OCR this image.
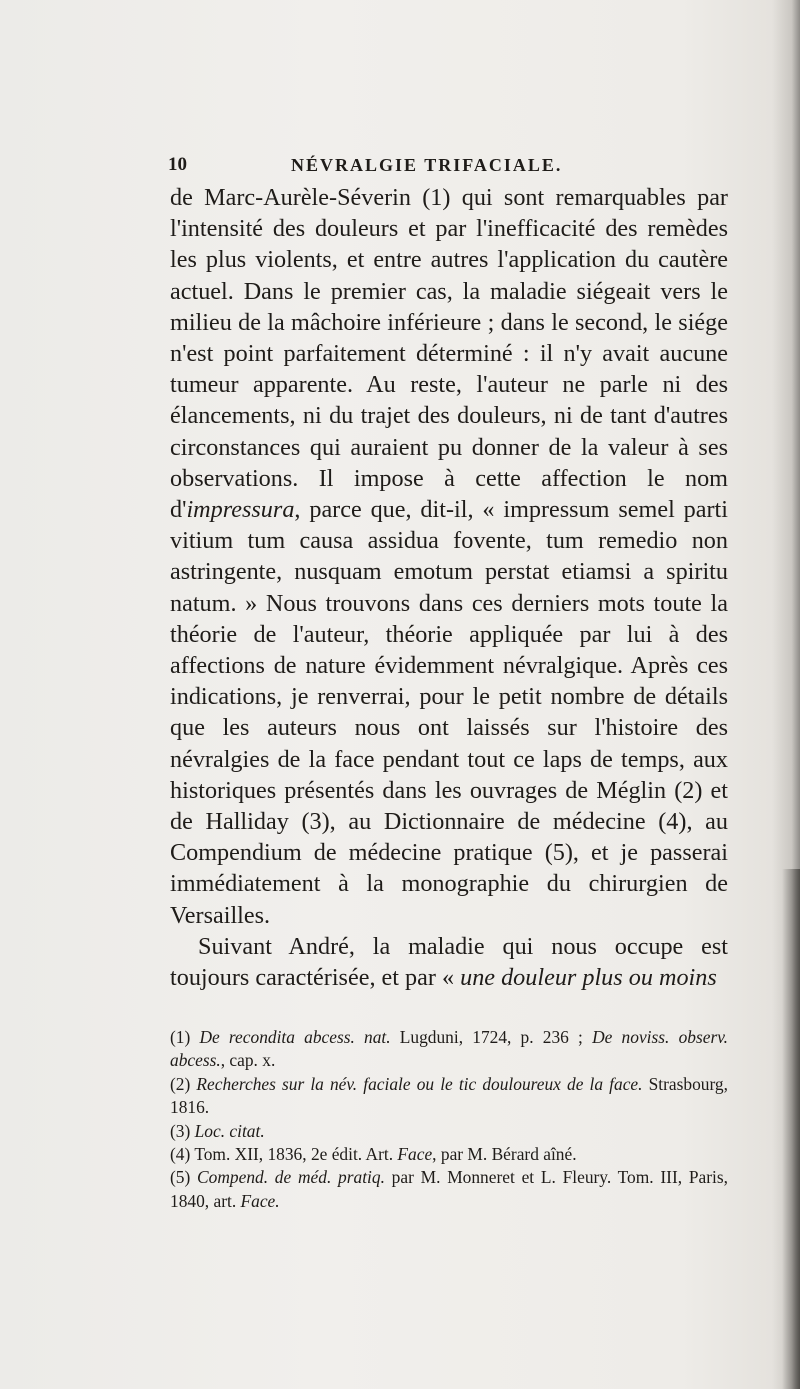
10	NÉVRALGIE TRIFACIALE.

de Marc-Aurèle-Séverin (1) qui sont remarquables par l'intensité des douleurs et par l'inefficacité des remèdes les plus violents, et entre autres l'application du cautère actuel. Dans le premier cas, la maladie siégeait vers le milieu de la mâchoire inférieure ; dans le second, le siége n'est point parfaitement déterminé : il n'y avait aucune tumeur apparente. Au reste, l'auteur ne parle ni des élancements, ni du trajet des douleurs, ni de tant d'autres circonstances qui auraient pu donner de la valeur à ses observations. Il impose à cette affection le nom d'impressura, parce que, dit-il, « impressum semel parti vitium tum causa assidua fovente, tum remedio non astringente, nusquam emotum perstat etiamsi a spiritu natum. » Nous trouvons dans ces derniers mots toute la théorie de l'auteur, théorie appliquée par lui à des affections de nature évidemment névralgique. Après ces indications, je renverrai, pour le petit nombre de détails que les auteurs nous ont laissés sur l'histoire des névralgies de la face pendant tout ce laps de temps, aux historiques présentés dans les ouvrages de Méglin (2) et de Halliday (3), au Dictionnaire de médecine (4), au Compendium de médecine pratique (5), et je passerai immédiatement à la monographie du chirurgien de Versailles.

Suivant André, la maladie qui nous occupe est toujours caractérisée, et par « une douleur plus ou moins

(1) De recondita abcess. nat. Lugduni, 1724, p. 236 ; De noviss. observ. abcess., cap. x.

(2) Recherches sur la név. faciale ou le tic douloureux de la face. Strasbourg, 1816.

(3) Loc. citat.

(4) Tom. XII, 1836, 2e édit. Art. Face, par M. Bérard aîné.

(5) Compend. de méd. pratiq. par M. Monneret et L. Fleury. Tom. III, Paris, 1840, art. Face.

::::

Output the lines above in full and exactly as given, omitting any pictures.

OCR this image.
10	NÉVRALGIE TRIFACIALE.

de Marc-Aurèle-Séverin (1) qui sont remarquables par l'intensité des douleurs et par l'inefficacité des remèdes les plus violents, et entre autres l'application du cautère actuel. Dans le premier cas, la maladie siégeait vers le milieu de la mâchoire inférieure ; dans le second, le siége n'est point parfaitement déterminé : il n'y avait aucune tumeur apparente. Au reste, l'auteur ne parle ni des élancements, ni du trajet des douleurs, ni de tant d'autres circonstances qui auraient pu donner de la valeur à ses observations. Il impose à cette affection le nom d'impressura, parce que, dit-il, « impressum semel parti vitium tum causa assidua fovente, tum remedio non astringente, nusquam emotum perstat etiamsi a spiritu natum. » Nous trouvons dans ces derniers mots toute la théorie de l'auteur, théorie appliquée par lui à des affections de nature évidemment névralgique. Après ces indications, je renverrai, pour le petit nombre de détails que les auteurs nous ont laissés sur l'histoire des névralgies de la face pendant tout ce laps de temps, aux historiques présentés dans les ouvrages de Méglin (2) et de Halliday (3), au Dictionnaire de médecine (4), au Compendium de médecine pratique (5), et je passerai immédiatement à la monographie du chirurgien de Versailles.

Suivant André, la maladie qui nous occupe est toujours caractérisée, et par « une douleur plus ou moins

(1) De recondita abcess. nat. Lugduni, 1724, p. 236 ; De noviss. observ. abcess., cap. x.

(2) Recherches sur la név. faciale ou le tic douloureux de la face. Strasbourg, 1816.

(3) Loc. citat.

(4) Tom. XII, 1836, 2e édit. Art. Face, par M. Bérard aîné.

(5) Compend. de méd. pratiq. par M. Monneret et L. Fleury. Tom. III, Paris, 1840, art. Face.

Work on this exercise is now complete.